Can you quote the entries below word for word, starting at the very first line and ending at the line that contains "x-tick-label: 2007 [272,720,313,739]", with both of those lines included?

----

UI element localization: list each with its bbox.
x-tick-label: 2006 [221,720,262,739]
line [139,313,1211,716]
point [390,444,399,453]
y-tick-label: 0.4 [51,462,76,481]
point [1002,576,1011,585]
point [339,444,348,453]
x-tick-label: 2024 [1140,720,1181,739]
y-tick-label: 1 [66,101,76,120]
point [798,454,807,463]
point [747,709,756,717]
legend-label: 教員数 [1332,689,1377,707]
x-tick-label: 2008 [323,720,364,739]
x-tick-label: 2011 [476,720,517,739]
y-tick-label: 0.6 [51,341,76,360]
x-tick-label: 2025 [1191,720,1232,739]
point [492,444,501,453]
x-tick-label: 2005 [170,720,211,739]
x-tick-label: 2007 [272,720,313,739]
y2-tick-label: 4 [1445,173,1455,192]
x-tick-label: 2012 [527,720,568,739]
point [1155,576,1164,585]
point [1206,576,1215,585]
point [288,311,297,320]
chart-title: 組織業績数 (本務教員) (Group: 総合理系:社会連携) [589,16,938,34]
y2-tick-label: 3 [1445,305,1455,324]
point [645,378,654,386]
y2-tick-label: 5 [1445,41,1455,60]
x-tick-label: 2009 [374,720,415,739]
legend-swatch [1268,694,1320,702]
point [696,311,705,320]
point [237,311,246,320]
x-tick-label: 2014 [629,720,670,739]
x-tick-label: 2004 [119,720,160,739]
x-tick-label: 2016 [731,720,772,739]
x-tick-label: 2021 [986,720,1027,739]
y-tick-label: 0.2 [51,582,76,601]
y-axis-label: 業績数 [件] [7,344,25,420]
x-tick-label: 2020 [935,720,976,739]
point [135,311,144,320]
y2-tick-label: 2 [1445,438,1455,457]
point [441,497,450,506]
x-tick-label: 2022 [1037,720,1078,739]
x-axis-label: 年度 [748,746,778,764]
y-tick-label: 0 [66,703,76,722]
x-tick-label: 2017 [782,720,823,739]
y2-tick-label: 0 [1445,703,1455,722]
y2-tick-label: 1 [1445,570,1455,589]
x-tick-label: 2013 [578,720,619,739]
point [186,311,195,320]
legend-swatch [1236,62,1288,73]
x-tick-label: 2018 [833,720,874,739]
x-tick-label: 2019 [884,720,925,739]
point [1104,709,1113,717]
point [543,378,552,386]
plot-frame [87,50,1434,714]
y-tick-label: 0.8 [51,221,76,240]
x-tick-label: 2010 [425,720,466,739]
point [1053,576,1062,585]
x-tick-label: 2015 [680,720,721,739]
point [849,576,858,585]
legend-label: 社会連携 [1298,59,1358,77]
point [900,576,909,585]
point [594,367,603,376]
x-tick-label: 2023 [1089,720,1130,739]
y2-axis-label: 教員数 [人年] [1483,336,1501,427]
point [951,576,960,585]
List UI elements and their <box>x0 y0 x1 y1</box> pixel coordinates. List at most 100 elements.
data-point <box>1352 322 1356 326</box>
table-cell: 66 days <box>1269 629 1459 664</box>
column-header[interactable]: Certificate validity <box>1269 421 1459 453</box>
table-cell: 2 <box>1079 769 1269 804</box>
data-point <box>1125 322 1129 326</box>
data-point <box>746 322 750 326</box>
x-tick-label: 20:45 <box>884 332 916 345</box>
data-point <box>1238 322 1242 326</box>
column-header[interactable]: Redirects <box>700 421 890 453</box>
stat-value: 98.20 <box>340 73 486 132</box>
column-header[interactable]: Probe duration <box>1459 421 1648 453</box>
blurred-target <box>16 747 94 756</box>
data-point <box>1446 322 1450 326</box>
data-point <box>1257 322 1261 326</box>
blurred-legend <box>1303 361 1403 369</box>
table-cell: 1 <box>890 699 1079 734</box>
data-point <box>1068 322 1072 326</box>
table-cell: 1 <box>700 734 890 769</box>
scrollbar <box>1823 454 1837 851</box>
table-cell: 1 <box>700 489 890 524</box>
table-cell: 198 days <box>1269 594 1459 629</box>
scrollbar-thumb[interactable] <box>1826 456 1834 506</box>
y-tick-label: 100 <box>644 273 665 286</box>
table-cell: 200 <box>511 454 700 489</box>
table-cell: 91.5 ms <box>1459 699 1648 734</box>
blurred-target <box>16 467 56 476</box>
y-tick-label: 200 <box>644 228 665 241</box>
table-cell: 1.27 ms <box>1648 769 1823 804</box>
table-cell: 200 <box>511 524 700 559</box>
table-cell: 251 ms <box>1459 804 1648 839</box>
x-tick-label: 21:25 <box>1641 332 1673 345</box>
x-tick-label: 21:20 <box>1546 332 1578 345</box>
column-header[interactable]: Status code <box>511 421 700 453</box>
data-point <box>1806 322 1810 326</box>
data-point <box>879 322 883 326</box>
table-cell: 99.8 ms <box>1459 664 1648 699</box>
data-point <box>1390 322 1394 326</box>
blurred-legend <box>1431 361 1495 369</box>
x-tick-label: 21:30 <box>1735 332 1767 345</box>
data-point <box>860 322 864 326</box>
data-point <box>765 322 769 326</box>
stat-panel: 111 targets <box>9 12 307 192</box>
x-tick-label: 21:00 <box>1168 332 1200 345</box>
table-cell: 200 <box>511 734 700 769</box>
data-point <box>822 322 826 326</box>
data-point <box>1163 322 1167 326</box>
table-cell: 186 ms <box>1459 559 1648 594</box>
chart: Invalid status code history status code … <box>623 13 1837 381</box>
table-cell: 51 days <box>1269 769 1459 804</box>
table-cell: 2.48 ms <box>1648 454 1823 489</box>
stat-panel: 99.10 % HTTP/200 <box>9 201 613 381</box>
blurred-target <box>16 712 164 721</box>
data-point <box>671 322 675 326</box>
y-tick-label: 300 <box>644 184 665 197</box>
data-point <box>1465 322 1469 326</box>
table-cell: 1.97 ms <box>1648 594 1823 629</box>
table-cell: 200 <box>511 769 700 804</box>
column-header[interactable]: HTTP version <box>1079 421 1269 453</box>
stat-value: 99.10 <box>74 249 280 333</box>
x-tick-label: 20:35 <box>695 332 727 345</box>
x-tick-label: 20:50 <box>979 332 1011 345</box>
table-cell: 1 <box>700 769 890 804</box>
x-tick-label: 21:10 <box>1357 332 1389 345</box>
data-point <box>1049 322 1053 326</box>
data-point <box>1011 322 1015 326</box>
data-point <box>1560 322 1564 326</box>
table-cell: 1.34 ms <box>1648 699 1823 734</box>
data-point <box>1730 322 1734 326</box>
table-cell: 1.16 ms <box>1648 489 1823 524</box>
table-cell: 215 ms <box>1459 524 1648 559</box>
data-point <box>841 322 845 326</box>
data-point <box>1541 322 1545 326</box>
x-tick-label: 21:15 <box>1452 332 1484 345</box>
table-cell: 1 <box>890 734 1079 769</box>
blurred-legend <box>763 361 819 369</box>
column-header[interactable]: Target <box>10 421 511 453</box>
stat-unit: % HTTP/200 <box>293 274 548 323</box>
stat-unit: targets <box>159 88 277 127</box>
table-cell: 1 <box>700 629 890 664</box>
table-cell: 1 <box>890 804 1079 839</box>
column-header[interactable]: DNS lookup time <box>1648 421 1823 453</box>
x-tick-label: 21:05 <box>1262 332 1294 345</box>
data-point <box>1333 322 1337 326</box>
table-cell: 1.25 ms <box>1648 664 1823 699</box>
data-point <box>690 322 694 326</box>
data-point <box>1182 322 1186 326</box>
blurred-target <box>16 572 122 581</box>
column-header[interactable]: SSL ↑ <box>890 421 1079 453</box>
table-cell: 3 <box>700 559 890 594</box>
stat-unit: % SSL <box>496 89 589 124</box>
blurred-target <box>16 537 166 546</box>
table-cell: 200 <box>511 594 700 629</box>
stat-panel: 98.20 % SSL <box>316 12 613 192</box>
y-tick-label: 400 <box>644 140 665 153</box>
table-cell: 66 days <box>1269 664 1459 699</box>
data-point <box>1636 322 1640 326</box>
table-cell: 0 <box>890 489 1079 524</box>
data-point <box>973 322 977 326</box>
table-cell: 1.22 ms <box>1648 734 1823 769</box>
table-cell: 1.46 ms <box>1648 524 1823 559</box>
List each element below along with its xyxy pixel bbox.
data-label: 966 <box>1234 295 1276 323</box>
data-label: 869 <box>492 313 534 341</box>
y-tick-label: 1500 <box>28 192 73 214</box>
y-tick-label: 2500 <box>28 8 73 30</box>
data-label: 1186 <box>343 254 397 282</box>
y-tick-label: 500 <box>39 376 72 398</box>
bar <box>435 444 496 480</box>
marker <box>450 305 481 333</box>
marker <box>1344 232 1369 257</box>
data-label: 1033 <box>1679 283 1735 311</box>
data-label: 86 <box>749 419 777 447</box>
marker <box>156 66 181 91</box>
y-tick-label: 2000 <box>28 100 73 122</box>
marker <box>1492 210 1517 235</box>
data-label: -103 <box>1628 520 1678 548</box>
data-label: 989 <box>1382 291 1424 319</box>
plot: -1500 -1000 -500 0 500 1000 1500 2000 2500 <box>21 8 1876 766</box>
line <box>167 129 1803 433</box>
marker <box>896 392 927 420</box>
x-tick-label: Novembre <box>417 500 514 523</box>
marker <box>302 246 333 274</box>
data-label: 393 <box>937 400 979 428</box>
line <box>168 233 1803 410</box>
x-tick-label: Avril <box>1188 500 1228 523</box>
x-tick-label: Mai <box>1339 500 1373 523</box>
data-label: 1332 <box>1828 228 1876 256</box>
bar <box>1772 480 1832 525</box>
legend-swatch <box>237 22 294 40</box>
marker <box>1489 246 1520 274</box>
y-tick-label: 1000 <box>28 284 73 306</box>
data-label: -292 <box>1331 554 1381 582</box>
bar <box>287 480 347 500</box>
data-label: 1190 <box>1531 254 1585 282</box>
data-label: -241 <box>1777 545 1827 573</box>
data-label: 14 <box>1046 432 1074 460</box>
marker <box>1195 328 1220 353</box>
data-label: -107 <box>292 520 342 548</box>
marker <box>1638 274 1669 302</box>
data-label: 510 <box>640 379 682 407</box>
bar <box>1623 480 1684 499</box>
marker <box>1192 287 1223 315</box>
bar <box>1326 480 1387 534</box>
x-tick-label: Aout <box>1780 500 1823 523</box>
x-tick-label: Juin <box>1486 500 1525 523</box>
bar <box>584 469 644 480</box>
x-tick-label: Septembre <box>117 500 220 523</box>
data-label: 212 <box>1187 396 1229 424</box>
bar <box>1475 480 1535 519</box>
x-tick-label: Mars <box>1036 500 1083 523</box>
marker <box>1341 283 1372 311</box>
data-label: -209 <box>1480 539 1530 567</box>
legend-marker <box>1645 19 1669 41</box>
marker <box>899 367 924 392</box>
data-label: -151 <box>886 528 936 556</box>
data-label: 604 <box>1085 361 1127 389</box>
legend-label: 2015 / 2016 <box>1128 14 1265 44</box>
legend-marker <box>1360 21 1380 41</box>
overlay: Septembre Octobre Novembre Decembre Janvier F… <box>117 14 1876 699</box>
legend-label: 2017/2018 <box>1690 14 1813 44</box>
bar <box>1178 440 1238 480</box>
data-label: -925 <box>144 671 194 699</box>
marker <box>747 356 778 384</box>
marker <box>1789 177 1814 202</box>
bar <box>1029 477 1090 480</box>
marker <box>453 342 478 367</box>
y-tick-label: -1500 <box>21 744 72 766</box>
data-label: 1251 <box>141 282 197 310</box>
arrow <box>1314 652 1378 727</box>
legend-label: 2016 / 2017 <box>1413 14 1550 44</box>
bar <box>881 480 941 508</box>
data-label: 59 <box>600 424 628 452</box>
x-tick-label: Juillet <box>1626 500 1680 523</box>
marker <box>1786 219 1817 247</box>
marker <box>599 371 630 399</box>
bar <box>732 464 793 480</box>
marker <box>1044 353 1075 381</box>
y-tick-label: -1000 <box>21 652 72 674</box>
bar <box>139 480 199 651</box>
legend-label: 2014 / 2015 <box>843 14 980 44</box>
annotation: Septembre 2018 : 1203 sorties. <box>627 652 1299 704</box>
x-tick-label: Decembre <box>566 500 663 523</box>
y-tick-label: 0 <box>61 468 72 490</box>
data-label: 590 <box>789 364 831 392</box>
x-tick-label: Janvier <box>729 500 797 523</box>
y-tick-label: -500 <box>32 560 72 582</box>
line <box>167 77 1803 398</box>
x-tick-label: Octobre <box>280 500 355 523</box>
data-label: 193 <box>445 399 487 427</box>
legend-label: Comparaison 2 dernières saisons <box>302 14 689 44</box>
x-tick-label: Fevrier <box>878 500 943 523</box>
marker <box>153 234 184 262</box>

----

- [THE OUTPUT]
UI element localization: list each with its bbox.
x-tick-label: 2006 [221,720,262,739]
line [139,313,1211,716]
point [390,444,399,453]
y-tick-label: 0.4 [51,462,76,481]
point [1002,576,1011,585]
point [339,444,348,453]
x-tick-label: 2024 [1140,720,1181,739]
y-tick-label: 1 [66,101,76,120]
point [798,454,807,463]
point [747,709,756,717]
legend-label: 教員数 [1332,689,1377,707]
x-tick-label: 2008 [323,720,364,739]
x-tick-label: 2011 [476,720,517,739]
y-tick-label: 0.6 [51,341,76,360]
x-tick-label: 2025 [1191,720,1232,739]
point [492,444,501,453]
x-tick-label: 2005 [170,720,211,739]
x-tick-label: 2007 [272,720,313,739]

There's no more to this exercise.